▶ [WHAT IS BEING ASKED]
Look through the data below. Show each line where the string "prova" occurs.

Entries taken from a collection:

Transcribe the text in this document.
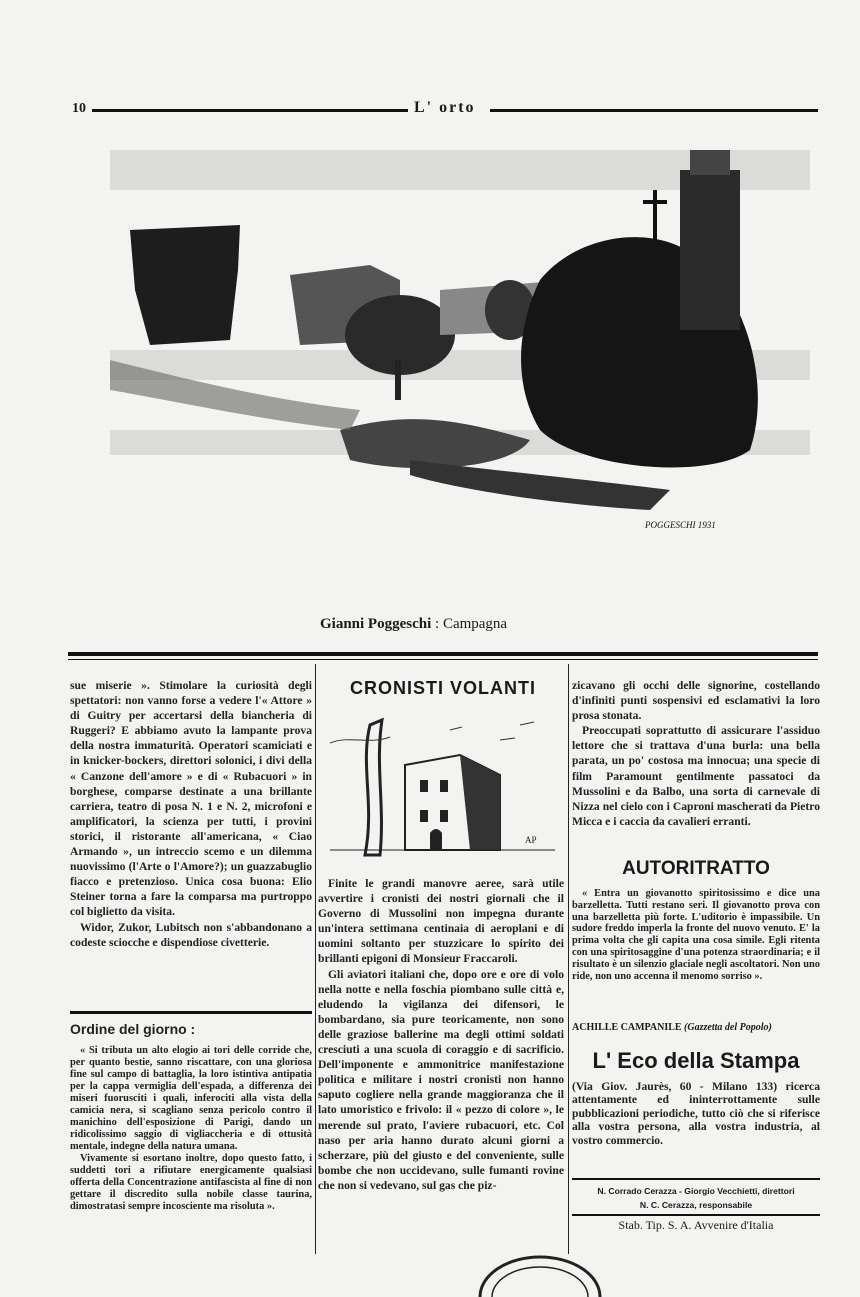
10	L' orto
POGGESCHI 1931
Gianni Poggeschi : Campagna

sue miserie ». Stimolare la curiosità degli spettatori: non vanno forse a vedere l'« Attore » di Guitry per accertarsi della biancheria di Ruggeri? E abbiamo avuto la lampante prova della nostra immaturità. Operatori scamiciati e in knicker-bockers, direttori solonici, i divi della « Canzone dell'amore » e di « Rubacuori » in borghese, comparse destinate a una brillante carriera, teatro di posa N. 1 e N. 2, microfoni e amplificatori, la scienza per tutti, i provini storici, il ristorante all'americana, « Ciao Armando », un intreccio scemo e un dilemma nuovissimo (l'Arte o l'Amore?); un guazzabuglio fiacco e pretenzioso. Unica cosa buona: Elio Steiner torna a fare la comparsa ma purtroppo col biglietto da visita.

Widor, Zukor, Lubitsch non s'abbandonano a codeste sciocche e dispendiose civetterie.

Ordine del giorno :

« Si tributa un alto elogio ai tori delle corride che, per quanto bestie, sanno riscattare, con una gloriosa fine sul campo di battaglia, la loro istintiva antipatia per la cappa vermiglia dell'espada, a differenza dei miseri fuorusciti i quali, inferociti alla vista della camicia nera, si scagliano senza pericolo contro il manichino dell'esposizione di Parigi, dando un ridicolissimo saggio di vigliaccheria e di ottusità mentale, indegne della natura umana.

Vivamente si esortano inoltre, dopo questo fatto, i suddetti tori a rifiutare energicamente qualsiasi offerta della Concentrazione antifascista al fine di non gettare il discredito sulla nobile classe taurina, dimostratasi sempre incosciente ma risoluta ».

CRONISTI VOLANTI
AP

Finite le grandi manovre aeree, sarà utile avvertire i cronisti dei nostri giornali che il Governo di Mussolini non impegna durante un'intera settimana centinaia di aeroplani e di uomini soltanto per stuzzicare lo spirito dei brillanti epigoni di Monsieur Fraccaroli.

Gli aviatori italiani che, dopo ore e ore di volo nella notte e nella foschia piombano sulle città e, eludendo la vigilanza dei difensori, le bombardano, sia pure teoricamente, non sono delle graziose ballerine ma degli ottimi soldati cresciuti a una scuola di coraggio e di sacrificio. Dell'imponente e ammonitrice manifestazione politica e militare i nostri cronisti non hanno saputo cogliere nella grande maggioranza che il lato umoristico e frivolo: il « pezzo di colore », le merende sul prato, l'aviere rubacuori, etc. Col naso per aria hanno durato alcuni giorni a scherzare, più del giusto e del conveniente, sulle bombe che non uccidevano, sulle fumanti rovine che non si vedevano, sul gas che piz-

zicavano gli occhi delle signorine, costellando d'infiniti punti sospensivi ed esclamativi la loro prosa stonata.

Preoccupati soprattutto di assicurare l'assiduo lettore che si trattava d'una burla: una bella parata, un po' costosa ma innocua; una specie di film Paramount gentilmente passatoci da Mussolini e da Balbo, una sorta di carnevale di Nizza nel cielo con i Caproni mascherati da Pietro Micca e i caccia da cavalieri erranti.

AUTORITRATTO

« Entra un giovanotto spiritosissimo e dice una barzelletta. Tutti restano seri. Il giovanotto prova con una barzelletta più forte. L'uditorio è impassibile. Un sudore freddo imperla la fronte del nuovo venuto. E' la prima volta che gli capita una cosa simile. Egli ritenta con una spiritosaggine d'una potenza straordinaria; e il risultato è un silenzio glaciale negli ascoltatori. Non uno ride, non uno accenna il menomo sorriso ».

ACHILLE CAMPANILE (Gazzetta del Popolo)
L' Eco della Stampa

(Via Giov. Jaurès, 60 - Milano 133) ricerca attentamente ed ininterrottamente sulle pubblicazioni periodiche, tutto ciò che si riferisce alla vostra persona, alla vostra industria, al vostro commercio.

N. Corrado Cerazza - Giorgio Vecchietti, direttori
N. C. Cerazza, responsabile
Stab. Tip. S. A. Avvenire d'Italia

▶ [EXERCISE ANSWER]
sue miserie ». Stimolare la curiosità degli spettatori: non vanno forse a vedere l'« Attore » di Guitry per accertarsi della biancheria di Ruggeri? E abbiamo avuto la lampante prova della nostra immaturità. Operatori scamiciati e in knicker-bockers, direttori solonici, i divi della « Canzone dell'amore » e di « Rubacuori » in borghese, comparse destinate a una brillante carriera, teatro di posa N. 1 e N. 2, microfoni e amplificatori, la scienza per tutti, i provini storici, il ristorante all'americana, « Ciao Armando », un intreccio scemo e un dilemma nuovissimo (l'Arte o l'Amore?); un guazzabuglio fiacco e pretenzioso. Unica cosa buona: Elio Steiner torna a fare la comparsa ma purtroppo col biglietto da visita.
« Entra un giovanotto spiritosissimo e dice una barzelletta. Tutti restano seri. Il giovanotto prova con una barzelletta più forte. L'uditorio è impassibile. Un sudore freddo imperla la fronte del nuovo venuto. E' la prima volta che gli capita una cosa simile. Egli ritenta con una spiritosaggine d'una potenza straordinaria; e il risultato è un silenzio glaciale negli ascoltatori. Non uno ride, non uno accenna il menomo sorriso ».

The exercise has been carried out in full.